TRECHO PARA LER:
%%

Mudança radical de vida |
A
fila já vai grande às 19h50. Algumas centenas de jovens, a maioria aparentando
vinte e poucos anos, vão se amontoando em frente aos portões fechados do
principal auditório da Universidade Presbiteriana Mackenzie. Eles falam alto.
Uns conversam em inglês. “I miss you so much!” Quem tem pulseirinha de acesso
restrito não precisa esperar a abertura oficial. Convencemos o atarefado estafe
a liberar nossa entrada. No lado de dentro a banda passa o som. Tira grave,
sobe agudo, ei, som, ei, som. “Alguém quer alguma coisa?”, grita o técnico de
áudio de cima do seu poleiro. “Quero um café!”, brinca Rodolfo Abrantes. Ele
está no centro do palco empunhando a guitarra. Ao seu redor, sua banda,
cortinas vermelhas, cem lâmpadas em forma de velas e três pessoas orando num
canto. “A gente vai fazer uma parte da adoração, é uma parte do culto”, explica
Rodolfo. Ele é um missionário, alguém que, segundo as tradições evangélicas,
passa a mensagem de Deus. “A carta não é a minha, eu sou o carteiro”, diz. Aos
41 anos, ele recusa o título de artista que carregou até 2001, ano em que
deixou os Raimundos. “Eu vim de uma cidade projetada, minha família toda tem
médicos, era tudo planejado; e eu não queria aquilo pra mim”, conta. Rebento da
segunda geração roqueira do Distrito Federal, o moleque Rodolfo viu na música a
chance de sair do plano piloto a ele imposto. Ao lado de Digão, fundou os
Raimundos em 1987, e em 1994 rumava ao sucesso com o primeiro álbum.
Em
pouco tempo ele deixou de ser fã de rockstars
para se tornar um deles. Rodava o Brasil na rotina avião-hotel-palco-hotel-avião.
Ao lado de bandas como Planet Hemp e Charlie Brown Jr, os Raimundos tocaram o
último acorde do rock brasileiro de
grandes proporções. Lotavam casas de show,
vendiam quilos de CDs e arrepiavam os ouvidos mais carolas com a mistura de
riffs velozes e distorcidos, vocabulário calango e histórias de sexo oral,
escatologia, erva e outras peculiaridades.

%%

Extraia do texto sobre Rodolfo Abrantes a parte que começa em "Mudança radical de" e termina em "Eles falam alto.", copiando-a sem mudar nada.

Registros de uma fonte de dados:
%%

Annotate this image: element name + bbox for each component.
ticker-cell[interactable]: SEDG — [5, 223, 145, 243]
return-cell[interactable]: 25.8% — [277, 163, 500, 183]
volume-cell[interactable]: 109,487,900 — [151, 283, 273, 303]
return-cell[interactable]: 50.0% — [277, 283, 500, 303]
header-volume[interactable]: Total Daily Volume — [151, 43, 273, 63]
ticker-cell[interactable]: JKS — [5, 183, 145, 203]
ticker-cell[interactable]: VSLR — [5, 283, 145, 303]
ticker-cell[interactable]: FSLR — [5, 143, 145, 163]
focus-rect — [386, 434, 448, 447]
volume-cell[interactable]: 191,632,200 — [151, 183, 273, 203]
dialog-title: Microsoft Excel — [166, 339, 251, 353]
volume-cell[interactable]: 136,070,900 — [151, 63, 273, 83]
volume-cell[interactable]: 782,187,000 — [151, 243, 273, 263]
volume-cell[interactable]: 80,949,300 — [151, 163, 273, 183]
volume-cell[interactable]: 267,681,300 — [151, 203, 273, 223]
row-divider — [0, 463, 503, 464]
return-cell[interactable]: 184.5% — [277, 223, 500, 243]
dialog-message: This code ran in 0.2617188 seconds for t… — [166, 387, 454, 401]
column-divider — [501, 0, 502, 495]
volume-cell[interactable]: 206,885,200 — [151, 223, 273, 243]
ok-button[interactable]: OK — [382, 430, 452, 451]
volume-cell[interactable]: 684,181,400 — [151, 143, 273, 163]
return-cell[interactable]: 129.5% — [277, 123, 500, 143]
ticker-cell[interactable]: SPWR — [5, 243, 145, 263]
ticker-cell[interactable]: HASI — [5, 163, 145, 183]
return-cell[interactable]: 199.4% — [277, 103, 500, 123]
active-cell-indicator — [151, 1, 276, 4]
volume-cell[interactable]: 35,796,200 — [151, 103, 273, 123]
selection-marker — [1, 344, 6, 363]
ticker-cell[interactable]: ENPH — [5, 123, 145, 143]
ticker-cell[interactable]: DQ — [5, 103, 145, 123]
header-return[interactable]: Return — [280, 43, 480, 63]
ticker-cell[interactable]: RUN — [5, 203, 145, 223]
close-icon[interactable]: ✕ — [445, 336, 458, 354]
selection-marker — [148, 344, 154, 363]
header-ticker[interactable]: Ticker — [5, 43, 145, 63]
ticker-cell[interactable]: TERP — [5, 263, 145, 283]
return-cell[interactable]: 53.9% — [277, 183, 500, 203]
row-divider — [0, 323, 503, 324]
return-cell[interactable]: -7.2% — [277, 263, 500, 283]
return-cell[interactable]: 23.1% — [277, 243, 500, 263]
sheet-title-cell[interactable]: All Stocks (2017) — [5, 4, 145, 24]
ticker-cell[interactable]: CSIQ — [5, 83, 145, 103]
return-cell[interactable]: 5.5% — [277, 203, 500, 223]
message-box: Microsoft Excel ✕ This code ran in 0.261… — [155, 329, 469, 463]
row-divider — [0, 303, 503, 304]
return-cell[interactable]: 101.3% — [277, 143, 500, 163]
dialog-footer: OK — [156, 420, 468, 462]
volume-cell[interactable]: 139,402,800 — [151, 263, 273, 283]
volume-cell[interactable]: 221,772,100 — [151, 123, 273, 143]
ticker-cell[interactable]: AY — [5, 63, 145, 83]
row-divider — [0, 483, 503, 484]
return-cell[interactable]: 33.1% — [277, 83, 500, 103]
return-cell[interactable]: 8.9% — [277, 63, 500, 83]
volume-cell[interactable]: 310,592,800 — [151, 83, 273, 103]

%%

EXERCÍCIO RESOLVIDO:
Mudança radical de vida |
A
fila já vai grande às 19h50. Algumas centenas de jovens, a maioria aparentando
vinte e poucos anos, vão se amontoando em frente aos portões fechados do
principal auditório da Universidade Presbiteriana Mackenzie. Eles falam alto.